* Your objective
From the listing below, select every line where the word "Benzene" appears.

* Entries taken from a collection
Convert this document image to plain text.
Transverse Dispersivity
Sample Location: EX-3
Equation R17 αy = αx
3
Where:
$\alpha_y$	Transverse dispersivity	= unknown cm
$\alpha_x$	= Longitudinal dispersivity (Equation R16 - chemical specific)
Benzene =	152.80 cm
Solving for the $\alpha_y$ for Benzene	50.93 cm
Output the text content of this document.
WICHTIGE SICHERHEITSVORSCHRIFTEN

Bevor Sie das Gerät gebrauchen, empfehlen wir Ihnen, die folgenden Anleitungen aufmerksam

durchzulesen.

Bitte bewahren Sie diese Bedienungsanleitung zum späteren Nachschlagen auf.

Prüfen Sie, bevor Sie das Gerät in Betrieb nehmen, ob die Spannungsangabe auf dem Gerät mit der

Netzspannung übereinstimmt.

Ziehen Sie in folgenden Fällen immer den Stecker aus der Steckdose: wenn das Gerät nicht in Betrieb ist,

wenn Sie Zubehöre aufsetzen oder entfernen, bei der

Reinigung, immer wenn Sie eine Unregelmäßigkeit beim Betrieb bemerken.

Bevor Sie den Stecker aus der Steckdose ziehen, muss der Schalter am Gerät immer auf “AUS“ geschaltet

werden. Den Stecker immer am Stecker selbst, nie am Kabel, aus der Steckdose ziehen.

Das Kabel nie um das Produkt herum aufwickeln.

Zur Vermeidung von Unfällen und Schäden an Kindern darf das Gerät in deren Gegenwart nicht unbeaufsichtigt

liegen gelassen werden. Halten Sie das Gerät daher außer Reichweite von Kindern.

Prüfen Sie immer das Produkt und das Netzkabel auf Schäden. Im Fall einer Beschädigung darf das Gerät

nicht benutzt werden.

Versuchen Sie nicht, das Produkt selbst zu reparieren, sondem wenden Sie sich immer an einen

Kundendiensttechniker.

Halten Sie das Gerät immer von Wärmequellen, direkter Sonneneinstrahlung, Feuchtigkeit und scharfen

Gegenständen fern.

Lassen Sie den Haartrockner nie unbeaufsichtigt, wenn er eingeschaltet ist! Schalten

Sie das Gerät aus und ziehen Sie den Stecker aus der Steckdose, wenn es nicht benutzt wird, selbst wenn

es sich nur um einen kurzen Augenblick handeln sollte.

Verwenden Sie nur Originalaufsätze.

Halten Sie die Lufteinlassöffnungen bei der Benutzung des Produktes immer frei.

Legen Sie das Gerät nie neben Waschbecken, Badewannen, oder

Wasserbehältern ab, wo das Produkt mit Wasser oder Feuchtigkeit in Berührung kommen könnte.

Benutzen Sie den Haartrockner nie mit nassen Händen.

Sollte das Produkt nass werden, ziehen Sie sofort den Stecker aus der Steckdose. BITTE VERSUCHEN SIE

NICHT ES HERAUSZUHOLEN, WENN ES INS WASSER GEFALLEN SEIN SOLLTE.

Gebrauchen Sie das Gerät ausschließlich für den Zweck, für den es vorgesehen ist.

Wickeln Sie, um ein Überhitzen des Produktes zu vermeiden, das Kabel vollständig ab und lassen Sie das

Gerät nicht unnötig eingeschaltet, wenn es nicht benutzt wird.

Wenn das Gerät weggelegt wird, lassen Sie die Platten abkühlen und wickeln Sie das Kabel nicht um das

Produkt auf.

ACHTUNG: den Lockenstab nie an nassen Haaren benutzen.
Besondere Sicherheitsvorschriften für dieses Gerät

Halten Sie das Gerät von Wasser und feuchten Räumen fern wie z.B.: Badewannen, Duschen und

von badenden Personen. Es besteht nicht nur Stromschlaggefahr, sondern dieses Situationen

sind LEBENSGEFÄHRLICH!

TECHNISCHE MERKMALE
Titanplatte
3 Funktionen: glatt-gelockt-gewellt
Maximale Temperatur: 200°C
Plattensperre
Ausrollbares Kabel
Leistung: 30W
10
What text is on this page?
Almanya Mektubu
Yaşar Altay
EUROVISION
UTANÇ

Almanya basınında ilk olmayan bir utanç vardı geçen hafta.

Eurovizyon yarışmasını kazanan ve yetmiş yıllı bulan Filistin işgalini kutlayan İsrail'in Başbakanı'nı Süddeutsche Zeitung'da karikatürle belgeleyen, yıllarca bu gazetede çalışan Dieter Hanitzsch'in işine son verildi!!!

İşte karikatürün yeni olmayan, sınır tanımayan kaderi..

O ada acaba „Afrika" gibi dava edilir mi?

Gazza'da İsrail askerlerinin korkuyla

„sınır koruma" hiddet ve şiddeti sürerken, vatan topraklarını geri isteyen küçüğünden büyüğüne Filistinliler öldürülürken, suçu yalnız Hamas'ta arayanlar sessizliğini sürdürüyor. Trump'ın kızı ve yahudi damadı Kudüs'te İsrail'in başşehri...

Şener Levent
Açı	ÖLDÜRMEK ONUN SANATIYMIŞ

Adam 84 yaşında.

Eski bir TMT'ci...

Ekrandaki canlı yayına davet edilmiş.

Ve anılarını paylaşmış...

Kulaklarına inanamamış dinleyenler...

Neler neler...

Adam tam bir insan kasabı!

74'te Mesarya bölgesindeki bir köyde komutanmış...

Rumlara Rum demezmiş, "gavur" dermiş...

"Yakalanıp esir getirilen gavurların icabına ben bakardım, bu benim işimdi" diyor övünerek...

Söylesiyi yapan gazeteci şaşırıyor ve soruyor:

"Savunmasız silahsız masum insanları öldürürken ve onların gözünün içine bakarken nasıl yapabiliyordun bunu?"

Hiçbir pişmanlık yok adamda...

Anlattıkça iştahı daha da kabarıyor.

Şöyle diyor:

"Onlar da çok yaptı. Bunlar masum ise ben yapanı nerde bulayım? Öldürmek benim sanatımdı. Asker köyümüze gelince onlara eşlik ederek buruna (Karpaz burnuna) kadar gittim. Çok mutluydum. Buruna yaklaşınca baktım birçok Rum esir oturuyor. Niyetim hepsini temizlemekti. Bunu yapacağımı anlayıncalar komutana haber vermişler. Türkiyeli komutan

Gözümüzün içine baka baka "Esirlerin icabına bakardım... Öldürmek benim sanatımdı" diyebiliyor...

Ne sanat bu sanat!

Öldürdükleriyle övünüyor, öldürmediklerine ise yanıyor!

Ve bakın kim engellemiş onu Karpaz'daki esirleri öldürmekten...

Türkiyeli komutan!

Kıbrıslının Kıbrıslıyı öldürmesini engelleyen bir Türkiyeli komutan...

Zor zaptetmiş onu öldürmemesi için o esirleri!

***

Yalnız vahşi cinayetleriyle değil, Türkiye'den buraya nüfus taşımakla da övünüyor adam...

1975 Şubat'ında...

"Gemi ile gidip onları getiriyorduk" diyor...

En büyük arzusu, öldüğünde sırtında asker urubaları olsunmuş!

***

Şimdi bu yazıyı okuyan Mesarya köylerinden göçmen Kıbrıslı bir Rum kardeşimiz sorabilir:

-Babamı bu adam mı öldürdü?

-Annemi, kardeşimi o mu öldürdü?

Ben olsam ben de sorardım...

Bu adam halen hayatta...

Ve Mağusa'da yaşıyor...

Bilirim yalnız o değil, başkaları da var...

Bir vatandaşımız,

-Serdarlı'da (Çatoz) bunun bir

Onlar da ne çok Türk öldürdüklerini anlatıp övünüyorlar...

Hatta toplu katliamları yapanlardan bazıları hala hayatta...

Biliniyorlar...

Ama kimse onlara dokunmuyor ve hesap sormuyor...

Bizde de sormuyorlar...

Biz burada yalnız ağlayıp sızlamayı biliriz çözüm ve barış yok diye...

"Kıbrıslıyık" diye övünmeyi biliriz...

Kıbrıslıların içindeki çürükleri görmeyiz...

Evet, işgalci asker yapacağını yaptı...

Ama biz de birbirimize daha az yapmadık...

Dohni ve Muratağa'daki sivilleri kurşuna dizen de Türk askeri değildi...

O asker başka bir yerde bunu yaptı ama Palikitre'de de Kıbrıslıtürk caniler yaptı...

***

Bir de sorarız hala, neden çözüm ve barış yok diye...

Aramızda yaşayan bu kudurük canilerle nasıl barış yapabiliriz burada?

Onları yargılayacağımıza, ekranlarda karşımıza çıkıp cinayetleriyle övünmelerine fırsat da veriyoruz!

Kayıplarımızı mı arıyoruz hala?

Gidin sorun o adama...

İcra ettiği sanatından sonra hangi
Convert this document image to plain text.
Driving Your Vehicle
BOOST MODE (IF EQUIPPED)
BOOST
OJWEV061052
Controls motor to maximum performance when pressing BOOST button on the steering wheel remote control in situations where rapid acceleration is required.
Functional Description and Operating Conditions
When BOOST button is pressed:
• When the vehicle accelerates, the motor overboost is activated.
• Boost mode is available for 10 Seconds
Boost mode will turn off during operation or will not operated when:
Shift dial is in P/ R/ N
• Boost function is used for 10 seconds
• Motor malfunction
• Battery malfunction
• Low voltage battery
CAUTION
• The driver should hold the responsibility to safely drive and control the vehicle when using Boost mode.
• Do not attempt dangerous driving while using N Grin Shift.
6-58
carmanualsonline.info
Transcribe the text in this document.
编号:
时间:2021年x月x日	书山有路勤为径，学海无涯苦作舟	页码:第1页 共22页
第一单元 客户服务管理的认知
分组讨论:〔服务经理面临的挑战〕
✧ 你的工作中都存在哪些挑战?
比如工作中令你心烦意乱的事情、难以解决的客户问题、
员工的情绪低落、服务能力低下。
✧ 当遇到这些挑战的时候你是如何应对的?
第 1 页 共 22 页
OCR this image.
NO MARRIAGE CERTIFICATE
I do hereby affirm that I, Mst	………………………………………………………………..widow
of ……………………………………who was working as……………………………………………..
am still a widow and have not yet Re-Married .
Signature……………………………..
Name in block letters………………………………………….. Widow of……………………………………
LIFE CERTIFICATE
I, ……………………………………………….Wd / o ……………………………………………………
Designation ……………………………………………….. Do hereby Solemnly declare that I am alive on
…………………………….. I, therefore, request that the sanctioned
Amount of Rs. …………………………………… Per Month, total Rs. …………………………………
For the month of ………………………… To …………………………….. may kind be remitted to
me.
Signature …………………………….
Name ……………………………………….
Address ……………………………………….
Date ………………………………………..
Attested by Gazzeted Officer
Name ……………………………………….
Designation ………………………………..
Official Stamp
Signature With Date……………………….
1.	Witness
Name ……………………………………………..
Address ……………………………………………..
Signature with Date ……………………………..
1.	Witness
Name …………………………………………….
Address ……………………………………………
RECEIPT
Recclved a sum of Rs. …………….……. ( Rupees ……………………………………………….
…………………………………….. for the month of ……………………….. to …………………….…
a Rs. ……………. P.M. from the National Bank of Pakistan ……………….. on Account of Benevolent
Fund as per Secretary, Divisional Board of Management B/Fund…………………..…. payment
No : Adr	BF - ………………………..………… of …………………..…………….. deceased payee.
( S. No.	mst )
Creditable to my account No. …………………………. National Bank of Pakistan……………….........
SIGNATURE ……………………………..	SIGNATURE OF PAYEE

* Solved exercise
Benzene =	152.80 cm
Solving for the $\alpha_y$ for Benzene	50.93 cm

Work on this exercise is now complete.